Stated exercise:
Return all lines in the material below that contain "Pathed".
━━━━
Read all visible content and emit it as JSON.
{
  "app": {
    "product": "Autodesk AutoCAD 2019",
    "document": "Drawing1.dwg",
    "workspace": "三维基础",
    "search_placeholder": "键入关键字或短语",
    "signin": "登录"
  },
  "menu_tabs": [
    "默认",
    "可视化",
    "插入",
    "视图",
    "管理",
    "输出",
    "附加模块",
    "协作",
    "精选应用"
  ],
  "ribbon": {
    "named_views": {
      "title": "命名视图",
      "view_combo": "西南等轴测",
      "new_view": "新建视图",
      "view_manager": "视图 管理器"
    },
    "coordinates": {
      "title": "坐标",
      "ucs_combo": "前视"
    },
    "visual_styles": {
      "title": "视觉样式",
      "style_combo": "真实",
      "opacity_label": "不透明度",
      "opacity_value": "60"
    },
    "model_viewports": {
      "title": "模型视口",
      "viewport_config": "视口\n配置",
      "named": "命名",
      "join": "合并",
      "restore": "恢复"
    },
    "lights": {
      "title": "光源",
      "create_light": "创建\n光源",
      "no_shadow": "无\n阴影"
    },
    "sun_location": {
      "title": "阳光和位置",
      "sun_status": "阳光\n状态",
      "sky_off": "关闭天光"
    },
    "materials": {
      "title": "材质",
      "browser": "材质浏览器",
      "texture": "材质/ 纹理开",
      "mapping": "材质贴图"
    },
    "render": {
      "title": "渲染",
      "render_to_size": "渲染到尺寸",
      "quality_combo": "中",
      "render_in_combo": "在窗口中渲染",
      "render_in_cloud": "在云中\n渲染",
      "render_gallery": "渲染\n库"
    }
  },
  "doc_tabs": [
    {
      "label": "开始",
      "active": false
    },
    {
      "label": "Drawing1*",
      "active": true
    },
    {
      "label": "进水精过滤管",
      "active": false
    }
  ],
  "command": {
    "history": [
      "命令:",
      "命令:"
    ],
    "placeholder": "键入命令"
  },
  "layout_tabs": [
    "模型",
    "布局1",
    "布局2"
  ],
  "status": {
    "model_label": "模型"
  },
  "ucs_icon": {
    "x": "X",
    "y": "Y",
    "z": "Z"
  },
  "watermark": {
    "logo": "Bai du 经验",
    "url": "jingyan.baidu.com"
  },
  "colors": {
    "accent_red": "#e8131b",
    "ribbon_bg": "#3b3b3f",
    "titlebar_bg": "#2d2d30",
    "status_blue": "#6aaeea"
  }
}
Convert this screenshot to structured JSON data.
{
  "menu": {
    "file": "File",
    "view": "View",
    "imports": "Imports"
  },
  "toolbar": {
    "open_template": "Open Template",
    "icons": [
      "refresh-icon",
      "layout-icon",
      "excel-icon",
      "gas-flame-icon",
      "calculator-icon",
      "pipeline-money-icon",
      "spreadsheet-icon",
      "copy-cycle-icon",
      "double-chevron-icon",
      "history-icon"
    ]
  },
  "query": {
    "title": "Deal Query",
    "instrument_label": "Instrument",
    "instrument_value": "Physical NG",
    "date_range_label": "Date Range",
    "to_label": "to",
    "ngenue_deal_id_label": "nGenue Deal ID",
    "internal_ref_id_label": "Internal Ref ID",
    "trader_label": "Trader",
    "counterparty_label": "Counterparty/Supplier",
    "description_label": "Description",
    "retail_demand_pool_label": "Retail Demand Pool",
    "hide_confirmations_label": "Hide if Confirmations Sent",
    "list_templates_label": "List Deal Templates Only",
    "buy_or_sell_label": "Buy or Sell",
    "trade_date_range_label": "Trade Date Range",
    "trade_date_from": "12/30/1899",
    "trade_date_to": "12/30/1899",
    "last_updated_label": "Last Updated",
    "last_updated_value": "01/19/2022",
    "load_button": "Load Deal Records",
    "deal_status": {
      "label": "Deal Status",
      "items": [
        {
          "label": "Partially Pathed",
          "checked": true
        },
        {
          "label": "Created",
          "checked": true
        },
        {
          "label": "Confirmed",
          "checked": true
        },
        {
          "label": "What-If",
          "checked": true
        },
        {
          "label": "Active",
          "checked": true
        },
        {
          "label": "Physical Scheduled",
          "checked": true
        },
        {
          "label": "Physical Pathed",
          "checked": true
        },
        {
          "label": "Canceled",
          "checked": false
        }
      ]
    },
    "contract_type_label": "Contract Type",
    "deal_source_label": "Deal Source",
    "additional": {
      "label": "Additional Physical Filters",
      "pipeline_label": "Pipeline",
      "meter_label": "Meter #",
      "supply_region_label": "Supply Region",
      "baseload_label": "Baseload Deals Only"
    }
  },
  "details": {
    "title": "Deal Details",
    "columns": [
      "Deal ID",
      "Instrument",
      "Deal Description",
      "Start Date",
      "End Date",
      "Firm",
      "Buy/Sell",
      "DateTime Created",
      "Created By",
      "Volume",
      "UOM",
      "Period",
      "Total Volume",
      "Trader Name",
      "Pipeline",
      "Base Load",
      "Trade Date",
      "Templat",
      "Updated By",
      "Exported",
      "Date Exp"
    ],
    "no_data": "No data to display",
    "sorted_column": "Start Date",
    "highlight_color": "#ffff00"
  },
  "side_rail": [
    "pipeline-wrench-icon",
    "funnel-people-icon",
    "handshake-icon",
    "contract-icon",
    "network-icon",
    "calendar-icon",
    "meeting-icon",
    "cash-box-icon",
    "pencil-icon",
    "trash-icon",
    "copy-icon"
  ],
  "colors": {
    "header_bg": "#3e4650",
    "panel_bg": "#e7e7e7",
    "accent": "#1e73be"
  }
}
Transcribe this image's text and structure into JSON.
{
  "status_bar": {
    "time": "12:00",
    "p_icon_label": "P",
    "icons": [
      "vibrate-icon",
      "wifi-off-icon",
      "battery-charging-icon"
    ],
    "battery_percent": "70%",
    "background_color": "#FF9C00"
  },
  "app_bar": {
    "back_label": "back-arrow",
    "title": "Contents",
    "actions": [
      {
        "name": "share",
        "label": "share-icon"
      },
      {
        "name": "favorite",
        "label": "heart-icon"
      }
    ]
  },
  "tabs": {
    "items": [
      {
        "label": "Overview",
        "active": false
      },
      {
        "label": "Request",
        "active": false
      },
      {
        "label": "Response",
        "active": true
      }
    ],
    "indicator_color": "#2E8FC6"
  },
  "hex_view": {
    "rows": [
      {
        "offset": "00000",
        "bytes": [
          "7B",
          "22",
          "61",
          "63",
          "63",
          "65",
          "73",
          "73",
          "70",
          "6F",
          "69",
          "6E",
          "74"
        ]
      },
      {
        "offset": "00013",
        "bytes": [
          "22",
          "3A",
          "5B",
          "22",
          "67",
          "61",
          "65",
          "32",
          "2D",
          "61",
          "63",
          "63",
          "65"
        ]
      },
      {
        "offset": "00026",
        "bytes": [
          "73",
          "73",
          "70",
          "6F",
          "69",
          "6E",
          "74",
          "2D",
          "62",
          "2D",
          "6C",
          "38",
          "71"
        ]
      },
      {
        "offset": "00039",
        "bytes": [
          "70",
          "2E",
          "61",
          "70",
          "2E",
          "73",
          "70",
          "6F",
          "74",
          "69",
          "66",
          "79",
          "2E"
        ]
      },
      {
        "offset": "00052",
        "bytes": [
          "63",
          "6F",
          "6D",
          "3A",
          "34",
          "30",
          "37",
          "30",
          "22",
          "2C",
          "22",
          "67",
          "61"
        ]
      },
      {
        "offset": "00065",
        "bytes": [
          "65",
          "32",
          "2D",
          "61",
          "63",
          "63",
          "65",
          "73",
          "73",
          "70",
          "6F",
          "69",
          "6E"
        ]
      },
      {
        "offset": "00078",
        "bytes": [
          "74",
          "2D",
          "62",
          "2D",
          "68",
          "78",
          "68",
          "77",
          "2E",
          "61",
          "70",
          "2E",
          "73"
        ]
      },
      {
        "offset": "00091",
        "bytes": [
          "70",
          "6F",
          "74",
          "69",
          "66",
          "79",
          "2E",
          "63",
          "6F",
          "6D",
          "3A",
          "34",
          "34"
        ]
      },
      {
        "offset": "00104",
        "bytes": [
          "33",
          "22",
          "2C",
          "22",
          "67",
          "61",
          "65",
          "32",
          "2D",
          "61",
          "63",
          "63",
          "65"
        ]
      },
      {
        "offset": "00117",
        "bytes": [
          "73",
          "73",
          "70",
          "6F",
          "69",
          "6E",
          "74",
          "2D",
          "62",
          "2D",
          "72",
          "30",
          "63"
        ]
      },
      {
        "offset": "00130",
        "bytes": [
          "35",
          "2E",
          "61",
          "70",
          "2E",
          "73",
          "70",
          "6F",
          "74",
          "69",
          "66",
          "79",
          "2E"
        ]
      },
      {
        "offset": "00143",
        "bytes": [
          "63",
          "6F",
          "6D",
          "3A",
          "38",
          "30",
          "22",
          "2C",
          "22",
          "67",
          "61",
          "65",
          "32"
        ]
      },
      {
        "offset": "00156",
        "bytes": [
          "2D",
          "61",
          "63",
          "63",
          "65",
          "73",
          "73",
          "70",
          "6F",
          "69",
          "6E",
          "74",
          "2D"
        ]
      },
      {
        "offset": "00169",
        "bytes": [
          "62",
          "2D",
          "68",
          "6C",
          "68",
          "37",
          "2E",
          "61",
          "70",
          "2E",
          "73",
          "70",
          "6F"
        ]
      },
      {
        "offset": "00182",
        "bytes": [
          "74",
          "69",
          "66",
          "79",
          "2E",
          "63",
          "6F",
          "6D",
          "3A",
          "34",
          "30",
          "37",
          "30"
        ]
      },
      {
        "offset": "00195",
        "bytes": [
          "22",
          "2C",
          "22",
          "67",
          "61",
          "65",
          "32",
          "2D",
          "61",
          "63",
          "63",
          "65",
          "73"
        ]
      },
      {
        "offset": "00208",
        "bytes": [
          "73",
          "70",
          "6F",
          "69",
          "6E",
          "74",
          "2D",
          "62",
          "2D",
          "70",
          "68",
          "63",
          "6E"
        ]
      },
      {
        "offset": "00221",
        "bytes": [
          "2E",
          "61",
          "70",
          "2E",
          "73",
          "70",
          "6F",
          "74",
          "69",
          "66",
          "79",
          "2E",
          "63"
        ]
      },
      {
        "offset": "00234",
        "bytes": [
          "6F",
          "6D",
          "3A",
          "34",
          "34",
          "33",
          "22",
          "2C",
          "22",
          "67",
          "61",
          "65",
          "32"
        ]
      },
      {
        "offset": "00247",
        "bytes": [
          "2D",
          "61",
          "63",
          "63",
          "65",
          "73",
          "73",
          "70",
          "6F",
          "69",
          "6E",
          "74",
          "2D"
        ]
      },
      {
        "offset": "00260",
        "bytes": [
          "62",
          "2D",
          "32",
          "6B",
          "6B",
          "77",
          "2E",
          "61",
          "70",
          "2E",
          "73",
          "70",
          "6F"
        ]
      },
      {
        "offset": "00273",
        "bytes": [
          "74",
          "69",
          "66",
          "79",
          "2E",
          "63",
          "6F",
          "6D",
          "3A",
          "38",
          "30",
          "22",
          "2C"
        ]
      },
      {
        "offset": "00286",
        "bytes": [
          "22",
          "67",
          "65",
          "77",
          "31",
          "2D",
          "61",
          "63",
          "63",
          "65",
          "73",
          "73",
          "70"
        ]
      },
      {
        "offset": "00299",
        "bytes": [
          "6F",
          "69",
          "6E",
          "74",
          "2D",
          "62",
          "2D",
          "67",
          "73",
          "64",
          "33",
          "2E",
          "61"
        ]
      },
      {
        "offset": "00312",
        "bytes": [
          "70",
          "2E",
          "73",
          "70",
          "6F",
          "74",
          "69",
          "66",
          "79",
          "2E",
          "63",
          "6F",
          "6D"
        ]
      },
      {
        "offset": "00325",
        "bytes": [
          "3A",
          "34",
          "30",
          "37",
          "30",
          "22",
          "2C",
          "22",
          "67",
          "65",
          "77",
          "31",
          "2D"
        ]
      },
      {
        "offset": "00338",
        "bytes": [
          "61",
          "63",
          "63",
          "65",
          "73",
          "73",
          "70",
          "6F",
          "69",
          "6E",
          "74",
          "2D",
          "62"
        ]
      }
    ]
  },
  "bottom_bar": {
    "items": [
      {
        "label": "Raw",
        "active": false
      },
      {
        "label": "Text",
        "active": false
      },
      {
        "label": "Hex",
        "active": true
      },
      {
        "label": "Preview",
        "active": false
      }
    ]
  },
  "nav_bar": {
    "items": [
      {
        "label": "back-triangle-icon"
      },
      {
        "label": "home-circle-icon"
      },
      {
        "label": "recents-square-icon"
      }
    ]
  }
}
━━━━
Exercise result:
          "label": "Partially Pathed",
          "label": "Physical Pathed",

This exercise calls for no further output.